## Objective
Check each line of the material. Copy those containing "LAWNS".

## Information provided
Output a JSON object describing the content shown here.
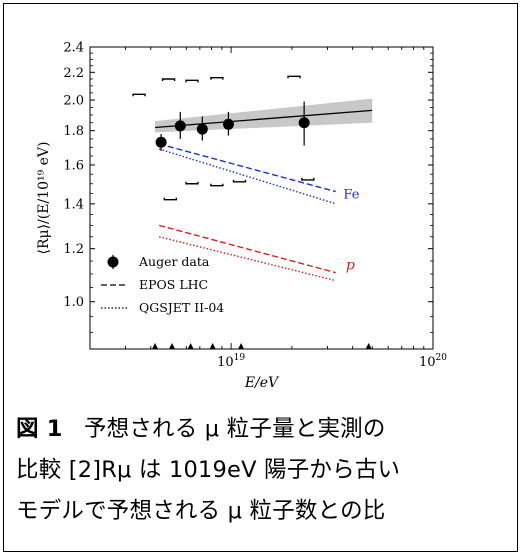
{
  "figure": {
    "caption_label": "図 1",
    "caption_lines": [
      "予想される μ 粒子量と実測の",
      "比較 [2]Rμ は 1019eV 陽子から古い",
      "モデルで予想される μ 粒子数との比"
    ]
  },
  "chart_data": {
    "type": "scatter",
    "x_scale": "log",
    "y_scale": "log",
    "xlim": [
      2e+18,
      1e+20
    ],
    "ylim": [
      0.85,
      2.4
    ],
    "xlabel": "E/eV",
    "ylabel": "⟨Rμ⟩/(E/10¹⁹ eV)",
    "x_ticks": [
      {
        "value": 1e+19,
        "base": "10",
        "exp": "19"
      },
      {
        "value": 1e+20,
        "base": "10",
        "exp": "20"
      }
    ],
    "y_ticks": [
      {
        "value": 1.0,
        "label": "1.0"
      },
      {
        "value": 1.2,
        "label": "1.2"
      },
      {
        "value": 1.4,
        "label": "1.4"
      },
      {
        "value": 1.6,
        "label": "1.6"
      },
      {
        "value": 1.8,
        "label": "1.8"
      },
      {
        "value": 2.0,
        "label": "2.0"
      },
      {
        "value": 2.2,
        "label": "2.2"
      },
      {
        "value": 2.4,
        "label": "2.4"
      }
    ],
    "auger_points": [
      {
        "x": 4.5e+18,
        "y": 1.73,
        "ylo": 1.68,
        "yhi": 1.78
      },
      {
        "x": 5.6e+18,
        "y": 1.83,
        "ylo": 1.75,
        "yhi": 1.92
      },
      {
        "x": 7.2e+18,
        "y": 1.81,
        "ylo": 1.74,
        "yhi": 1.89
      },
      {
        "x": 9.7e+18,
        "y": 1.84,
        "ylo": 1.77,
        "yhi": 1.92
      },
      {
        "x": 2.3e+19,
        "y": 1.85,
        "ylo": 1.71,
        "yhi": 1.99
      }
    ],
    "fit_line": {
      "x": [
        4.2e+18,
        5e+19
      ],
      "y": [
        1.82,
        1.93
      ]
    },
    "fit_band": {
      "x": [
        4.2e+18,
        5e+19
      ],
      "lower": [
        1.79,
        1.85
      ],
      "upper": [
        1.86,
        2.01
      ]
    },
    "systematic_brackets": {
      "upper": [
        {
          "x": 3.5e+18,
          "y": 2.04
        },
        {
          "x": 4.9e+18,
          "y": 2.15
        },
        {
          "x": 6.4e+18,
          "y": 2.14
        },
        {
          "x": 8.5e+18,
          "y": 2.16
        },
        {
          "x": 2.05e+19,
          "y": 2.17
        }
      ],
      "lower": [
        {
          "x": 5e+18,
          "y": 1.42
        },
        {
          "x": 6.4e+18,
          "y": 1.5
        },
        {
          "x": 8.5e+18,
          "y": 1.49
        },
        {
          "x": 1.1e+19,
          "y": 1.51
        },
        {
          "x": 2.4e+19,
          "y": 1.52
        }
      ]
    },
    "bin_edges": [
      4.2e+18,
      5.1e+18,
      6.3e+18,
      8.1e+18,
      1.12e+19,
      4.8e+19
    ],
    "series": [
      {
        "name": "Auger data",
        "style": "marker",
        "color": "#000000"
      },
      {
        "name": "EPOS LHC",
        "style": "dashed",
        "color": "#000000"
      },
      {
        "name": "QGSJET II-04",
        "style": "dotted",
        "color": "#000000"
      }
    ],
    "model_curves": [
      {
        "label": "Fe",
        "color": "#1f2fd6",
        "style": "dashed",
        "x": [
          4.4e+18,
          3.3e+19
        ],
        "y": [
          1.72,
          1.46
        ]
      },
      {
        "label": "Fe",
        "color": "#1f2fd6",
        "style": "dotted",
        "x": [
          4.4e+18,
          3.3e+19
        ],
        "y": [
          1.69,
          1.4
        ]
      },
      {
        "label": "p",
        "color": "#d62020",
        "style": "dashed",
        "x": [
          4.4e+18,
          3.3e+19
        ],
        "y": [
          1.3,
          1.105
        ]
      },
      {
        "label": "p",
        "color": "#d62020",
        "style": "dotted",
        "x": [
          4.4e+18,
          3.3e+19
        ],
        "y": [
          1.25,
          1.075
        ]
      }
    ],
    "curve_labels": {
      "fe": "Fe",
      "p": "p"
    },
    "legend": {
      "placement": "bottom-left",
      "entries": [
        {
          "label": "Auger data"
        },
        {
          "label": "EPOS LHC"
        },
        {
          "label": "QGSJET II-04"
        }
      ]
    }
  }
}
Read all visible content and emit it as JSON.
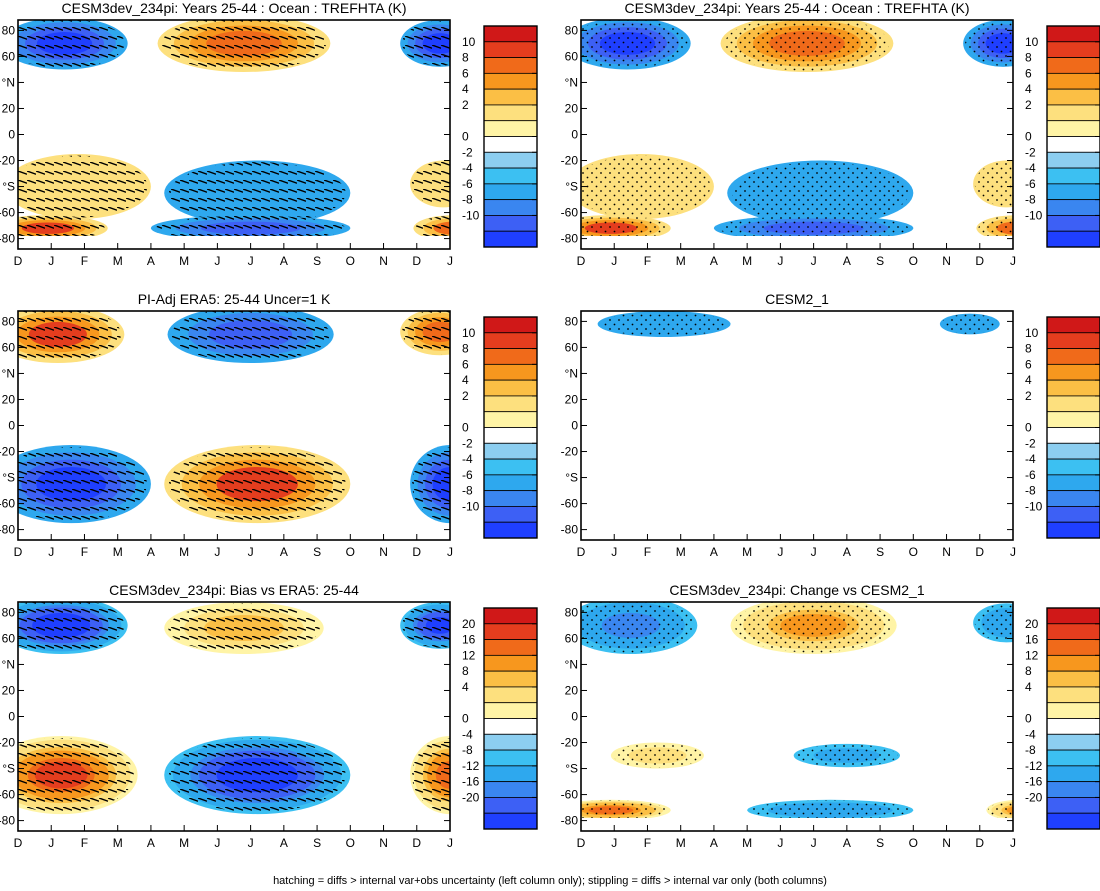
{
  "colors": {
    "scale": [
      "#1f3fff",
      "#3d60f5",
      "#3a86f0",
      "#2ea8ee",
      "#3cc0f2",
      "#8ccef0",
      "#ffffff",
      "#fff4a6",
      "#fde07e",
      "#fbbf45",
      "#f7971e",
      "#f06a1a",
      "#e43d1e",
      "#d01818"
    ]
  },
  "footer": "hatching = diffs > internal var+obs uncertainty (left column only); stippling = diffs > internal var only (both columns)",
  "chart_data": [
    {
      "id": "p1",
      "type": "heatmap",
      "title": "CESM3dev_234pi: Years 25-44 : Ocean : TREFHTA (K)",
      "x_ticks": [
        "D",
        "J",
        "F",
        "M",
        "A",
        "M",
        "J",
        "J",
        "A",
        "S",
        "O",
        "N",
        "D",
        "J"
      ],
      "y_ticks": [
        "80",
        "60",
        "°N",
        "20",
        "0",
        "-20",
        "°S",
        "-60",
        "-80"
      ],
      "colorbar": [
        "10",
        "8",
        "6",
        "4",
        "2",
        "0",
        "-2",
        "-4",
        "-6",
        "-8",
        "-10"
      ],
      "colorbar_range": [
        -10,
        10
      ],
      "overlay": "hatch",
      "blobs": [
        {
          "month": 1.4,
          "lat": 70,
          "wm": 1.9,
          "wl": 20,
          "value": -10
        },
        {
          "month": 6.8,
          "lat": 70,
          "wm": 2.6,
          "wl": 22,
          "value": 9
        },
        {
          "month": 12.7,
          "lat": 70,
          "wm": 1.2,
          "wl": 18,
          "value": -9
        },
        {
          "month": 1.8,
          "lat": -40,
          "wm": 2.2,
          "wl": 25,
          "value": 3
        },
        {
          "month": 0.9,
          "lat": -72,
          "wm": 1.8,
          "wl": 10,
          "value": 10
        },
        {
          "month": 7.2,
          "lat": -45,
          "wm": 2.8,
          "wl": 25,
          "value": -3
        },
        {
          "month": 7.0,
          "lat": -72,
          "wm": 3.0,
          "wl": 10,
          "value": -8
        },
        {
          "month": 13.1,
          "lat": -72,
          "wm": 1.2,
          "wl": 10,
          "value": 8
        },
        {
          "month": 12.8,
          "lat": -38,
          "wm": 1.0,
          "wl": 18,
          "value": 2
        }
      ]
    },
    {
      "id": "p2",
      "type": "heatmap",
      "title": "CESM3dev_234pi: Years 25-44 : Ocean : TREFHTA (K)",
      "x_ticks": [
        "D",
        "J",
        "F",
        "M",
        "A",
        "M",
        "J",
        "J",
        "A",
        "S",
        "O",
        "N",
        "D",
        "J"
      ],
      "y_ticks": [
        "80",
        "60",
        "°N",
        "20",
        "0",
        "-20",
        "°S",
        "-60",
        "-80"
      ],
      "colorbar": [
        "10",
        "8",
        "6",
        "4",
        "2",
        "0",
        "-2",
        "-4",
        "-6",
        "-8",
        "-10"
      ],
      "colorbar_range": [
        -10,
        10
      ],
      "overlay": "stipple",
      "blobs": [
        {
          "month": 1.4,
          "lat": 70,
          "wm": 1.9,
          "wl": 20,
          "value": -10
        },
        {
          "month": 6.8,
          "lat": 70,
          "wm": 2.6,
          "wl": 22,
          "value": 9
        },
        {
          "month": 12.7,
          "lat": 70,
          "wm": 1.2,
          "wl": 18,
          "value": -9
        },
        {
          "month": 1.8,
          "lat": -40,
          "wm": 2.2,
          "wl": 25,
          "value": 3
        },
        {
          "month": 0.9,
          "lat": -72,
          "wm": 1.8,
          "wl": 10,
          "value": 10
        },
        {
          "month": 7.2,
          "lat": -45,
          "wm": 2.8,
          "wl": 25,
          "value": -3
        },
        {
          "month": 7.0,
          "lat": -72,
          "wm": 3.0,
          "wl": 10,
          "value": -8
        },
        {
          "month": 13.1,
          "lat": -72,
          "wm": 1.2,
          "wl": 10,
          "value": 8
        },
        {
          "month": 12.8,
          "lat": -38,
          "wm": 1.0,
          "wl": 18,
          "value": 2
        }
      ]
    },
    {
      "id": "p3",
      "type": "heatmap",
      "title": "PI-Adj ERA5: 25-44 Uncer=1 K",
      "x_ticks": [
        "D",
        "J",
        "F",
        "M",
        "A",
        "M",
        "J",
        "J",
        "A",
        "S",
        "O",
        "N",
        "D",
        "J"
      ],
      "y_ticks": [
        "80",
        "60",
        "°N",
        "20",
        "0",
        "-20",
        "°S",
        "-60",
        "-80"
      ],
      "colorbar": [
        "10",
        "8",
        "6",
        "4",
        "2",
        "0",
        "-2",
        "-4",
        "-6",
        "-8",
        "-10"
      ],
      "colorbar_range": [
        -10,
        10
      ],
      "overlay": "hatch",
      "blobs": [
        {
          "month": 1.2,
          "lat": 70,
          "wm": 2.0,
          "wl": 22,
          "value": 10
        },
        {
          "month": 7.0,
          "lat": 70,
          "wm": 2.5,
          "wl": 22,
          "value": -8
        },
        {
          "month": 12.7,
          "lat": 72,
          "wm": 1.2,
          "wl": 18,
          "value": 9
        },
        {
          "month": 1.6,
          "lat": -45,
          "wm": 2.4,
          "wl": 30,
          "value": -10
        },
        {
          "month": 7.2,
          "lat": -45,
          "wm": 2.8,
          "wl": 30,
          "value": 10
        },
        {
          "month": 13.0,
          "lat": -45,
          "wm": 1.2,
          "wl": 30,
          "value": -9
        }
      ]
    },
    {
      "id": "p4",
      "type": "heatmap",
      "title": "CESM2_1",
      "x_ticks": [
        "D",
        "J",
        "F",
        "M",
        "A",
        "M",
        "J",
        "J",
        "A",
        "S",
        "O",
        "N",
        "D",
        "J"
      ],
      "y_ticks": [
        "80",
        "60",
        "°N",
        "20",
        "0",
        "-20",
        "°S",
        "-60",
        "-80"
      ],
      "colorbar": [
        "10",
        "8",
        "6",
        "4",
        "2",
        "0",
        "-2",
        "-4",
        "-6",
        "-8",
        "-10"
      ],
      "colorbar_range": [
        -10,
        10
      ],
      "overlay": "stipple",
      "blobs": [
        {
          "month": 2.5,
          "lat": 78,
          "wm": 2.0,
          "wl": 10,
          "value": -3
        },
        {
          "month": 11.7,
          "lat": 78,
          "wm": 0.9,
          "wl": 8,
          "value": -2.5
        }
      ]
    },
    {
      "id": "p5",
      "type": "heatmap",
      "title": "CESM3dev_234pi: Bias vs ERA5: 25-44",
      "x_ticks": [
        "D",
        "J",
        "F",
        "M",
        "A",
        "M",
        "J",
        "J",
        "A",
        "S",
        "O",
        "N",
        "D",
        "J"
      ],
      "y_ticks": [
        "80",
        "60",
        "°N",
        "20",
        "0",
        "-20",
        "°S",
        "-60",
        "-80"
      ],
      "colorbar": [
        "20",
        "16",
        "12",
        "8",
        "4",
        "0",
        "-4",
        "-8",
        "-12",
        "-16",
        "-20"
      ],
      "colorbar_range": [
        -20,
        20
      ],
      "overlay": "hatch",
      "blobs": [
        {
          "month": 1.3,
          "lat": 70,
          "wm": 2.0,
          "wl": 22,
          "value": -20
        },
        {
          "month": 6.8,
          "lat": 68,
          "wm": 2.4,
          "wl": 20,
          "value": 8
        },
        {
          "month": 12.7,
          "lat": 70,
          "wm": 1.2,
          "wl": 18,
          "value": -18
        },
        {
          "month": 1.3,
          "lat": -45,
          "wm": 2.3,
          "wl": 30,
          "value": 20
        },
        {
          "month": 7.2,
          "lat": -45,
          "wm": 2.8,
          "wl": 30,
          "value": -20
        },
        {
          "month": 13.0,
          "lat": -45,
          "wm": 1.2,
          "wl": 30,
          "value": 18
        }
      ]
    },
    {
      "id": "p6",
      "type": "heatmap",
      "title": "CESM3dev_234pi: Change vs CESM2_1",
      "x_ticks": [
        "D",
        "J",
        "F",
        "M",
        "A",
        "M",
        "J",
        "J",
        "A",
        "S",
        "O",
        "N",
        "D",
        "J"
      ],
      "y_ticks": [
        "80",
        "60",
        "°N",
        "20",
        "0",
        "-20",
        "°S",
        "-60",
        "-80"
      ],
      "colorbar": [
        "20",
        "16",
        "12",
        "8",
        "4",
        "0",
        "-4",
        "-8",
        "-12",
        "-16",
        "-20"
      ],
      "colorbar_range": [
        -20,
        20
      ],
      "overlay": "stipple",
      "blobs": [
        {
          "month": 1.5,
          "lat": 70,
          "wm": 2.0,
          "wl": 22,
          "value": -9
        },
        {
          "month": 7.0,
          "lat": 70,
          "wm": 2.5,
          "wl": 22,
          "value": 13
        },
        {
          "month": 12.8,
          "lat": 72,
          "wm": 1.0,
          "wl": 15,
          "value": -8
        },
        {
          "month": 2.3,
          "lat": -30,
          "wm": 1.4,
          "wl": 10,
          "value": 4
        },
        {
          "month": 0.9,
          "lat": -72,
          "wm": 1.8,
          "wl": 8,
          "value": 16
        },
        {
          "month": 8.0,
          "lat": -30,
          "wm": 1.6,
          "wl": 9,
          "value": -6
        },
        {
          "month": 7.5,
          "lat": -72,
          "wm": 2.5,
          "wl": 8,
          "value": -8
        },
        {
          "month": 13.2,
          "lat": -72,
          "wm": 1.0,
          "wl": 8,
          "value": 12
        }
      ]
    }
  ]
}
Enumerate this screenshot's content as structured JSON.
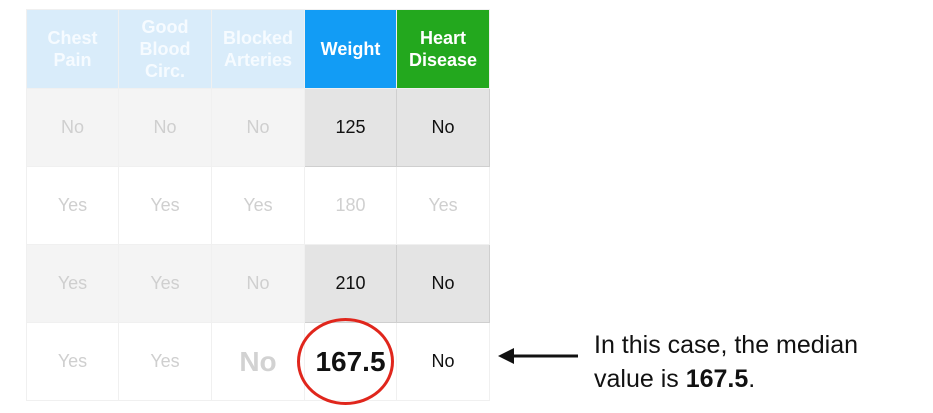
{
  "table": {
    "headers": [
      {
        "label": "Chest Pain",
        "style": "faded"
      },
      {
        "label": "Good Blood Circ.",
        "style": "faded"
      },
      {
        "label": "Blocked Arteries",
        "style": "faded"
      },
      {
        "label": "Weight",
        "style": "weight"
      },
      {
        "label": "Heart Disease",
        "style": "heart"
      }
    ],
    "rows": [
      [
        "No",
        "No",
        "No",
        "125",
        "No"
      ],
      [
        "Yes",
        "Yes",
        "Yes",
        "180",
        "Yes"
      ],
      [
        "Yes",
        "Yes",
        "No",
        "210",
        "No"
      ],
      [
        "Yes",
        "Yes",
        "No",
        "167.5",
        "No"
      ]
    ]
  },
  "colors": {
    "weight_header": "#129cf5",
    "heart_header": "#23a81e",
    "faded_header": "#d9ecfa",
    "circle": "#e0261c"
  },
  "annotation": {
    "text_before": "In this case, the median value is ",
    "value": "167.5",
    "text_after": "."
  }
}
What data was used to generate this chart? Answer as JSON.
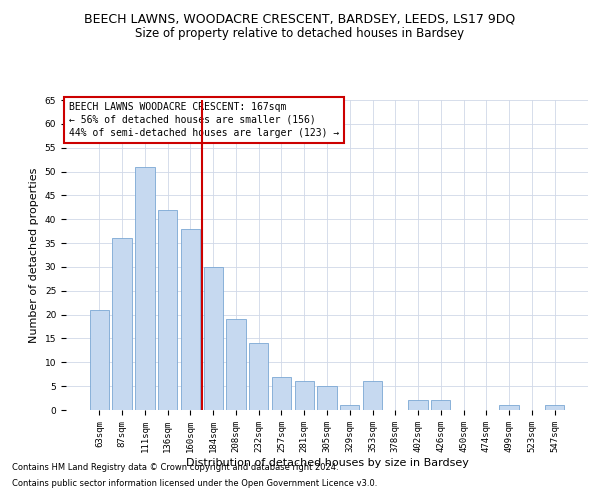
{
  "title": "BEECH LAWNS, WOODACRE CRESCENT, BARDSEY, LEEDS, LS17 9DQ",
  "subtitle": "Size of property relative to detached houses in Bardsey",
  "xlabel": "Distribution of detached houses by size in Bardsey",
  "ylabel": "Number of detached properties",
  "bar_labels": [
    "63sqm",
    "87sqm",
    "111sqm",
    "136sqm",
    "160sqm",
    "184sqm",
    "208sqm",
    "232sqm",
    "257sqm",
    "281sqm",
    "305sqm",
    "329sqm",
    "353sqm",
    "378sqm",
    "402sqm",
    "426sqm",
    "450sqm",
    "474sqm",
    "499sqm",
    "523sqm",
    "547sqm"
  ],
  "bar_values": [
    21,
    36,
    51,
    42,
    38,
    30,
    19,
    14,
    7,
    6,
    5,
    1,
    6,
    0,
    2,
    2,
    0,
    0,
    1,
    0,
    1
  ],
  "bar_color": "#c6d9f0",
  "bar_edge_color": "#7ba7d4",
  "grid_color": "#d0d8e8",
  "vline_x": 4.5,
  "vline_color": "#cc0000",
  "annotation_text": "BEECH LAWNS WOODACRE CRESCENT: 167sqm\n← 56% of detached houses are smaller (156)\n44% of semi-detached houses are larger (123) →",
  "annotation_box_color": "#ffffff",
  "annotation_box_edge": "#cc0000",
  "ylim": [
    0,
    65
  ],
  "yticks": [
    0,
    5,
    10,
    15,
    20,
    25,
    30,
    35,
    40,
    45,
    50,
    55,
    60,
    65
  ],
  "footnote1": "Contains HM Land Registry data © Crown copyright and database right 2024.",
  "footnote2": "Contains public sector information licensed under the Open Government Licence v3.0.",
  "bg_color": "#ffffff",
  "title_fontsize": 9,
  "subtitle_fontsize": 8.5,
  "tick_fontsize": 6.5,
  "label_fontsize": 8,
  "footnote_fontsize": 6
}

## Finished answer
  "title": "BEECH LAWNS, WOODACRE CRESCENT, BARDSEY, LEEDS, LS17 9DQ",
  "annotation_text": "BEECH LAWNS WOODACRE CRESCENT: 167sqm\n← 56% of detached houses are smaller (156)\n44% of semi-detached houses are larger (123) →",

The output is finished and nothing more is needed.